(Items from a figure collection)
-- BEGIN --

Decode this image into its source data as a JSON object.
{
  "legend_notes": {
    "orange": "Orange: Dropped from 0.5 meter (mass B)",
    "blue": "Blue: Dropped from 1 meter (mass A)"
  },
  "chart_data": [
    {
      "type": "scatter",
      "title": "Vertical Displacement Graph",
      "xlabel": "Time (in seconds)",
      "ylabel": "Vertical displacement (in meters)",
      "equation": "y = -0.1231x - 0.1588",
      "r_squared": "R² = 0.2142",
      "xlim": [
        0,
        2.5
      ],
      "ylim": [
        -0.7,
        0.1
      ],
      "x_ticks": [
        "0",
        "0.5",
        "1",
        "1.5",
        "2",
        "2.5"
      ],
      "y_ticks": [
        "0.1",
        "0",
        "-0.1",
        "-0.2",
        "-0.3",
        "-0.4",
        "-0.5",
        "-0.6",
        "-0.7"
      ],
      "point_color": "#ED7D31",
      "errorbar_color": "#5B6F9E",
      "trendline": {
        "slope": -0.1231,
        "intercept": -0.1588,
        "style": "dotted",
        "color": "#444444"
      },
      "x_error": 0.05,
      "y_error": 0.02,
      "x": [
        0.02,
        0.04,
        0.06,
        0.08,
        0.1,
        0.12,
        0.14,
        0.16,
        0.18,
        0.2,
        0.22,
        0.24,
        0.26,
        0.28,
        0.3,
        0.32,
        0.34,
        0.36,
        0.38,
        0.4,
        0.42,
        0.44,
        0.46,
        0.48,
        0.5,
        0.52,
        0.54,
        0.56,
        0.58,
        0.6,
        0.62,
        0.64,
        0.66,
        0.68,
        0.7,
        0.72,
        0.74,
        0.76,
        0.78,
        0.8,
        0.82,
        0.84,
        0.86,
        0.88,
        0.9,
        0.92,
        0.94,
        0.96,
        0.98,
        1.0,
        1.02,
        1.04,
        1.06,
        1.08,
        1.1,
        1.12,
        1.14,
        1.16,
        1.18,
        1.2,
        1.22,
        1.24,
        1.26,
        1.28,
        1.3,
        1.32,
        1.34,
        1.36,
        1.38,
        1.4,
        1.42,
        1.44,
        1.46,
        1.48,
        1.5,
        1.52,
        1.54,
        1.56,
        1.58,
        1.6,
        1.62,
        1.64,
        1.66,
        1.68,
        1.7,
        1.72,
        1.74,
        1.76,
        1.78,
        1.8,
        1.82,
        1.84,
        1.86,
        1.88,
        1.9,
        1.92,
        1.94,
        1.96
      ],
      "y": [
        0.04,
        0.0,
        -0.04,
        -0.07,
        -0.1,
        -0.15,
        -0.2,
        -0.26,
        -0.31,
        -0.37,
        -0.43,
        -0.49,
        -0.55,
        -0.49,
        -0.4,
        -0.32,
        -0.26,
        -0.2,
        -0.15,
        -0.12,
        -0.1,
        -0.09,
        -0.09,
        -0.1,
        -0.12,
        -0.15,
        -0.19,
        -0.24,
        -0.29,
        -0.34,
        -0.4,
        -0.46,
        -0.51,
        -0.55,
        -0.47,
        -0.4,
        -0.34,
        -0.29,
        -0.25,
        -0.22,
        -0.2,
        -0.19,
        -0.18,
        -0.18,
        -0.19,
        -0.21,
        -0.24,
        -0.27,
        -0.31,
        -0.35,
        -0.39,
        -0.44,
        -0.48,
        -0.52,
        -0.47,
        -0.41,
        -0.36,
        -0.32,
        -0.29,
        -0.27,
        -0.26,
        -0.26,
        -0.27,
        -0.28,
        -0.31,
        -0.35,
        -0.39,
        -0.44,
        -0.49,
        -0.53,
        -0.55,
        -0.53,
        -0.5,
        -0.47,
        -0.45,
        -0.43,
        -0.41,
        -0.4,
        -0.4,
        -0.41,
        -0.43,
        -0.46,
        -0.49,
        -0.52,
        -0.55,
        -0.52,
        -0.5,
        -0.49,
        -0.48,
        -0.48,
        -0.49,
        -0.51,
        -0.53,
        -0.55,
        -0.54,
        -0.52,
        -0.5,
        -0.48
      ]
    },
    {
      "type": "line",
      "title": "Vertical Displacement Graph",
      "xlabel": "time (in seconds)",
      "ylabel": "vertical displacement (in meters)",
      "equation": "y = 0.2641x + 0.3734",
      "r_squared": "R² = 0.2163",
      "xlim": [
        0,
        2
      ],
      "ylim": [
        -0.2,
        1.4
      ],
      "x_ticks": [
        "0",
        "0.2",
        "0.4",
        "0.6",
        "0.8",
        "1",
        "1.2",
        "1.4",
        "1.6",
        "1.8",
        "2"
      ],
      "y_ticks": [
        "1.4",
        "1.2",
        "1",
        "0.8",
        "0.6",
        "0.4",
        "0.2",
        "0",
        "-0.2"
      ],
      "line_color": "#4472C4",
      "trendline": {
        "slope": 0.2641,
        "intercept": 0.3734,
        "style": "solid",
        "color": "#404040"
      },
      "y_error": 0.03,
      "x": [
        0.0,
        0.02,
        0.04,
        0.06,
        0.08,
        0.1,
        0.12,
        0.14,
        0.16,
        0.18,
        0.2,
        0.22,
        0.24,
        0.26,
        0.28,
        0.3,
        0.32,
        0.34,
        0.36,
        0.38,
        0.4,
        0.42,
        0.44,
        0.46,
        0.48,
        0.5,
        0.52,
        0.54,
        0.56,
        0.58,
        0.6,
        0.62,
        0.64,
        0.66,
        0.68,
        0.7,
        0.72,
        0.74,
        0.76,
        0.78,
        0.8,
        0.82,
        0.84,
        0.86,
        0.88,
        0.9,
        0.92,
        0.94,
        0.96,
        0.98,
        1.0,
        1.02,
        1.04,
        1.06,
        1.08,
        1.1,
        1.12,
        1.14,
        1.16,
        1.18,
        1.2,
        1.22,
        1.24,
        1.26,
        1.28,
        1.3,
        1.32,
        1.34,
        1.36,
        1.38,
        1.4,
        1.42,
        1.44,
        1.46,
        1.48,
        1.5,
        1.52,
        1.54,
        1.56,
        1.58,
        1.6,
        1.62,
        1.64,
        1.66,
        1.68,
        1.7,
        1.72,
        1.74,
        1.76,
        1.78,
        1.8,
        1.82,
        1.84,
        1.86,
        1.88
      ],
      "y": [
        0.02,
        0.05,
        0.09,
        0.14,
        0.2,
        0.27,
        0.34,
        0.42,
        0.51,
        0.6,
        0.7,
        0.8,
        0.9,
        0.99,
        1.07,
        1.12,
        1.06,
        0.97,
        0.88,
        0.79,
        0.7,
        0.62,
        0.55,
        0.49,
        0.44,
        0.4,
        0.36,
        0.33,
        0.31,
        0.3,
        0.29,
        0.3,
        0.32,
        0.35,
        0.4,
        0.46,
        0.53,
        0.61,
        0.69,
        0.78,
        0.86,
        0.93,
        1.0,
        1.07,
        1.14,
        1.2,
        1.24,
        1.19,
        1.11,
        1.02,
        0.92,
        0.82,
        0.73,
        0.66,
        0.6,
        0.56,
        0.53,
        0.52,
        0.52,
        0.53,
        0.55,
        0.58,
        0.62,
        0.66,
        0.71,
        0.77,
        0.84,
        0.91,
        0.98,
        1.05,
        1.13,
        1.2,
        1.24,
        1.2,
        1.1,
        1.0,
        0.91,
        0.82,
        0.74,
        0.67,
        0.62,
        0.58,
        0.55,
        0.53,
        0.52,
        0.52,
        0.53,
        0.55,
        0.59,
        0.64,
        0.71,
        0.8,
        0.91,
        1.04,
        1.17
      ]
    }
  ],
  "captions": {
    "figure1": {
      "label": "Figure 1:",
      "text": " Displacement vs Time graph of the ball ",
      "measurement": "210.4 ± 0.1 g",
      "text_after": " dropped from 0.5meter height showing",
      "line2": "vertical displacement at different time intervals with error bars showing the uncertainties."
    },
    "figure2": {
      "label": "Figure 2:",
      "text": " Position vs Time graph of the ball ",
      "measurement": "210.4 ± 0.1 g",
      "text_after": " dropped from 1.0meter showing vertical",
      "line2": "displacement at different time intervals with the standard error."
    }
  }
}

-- END --

_WORK INSTRUCTIONS_
Display every line of the listing that contains the string "different".

_THE COMPLETED TASK_
      "line2": "vertical displacement at different time intervals with error bars showing the uncertainties."
      "line2": "displacement at different time intervals with the standard error."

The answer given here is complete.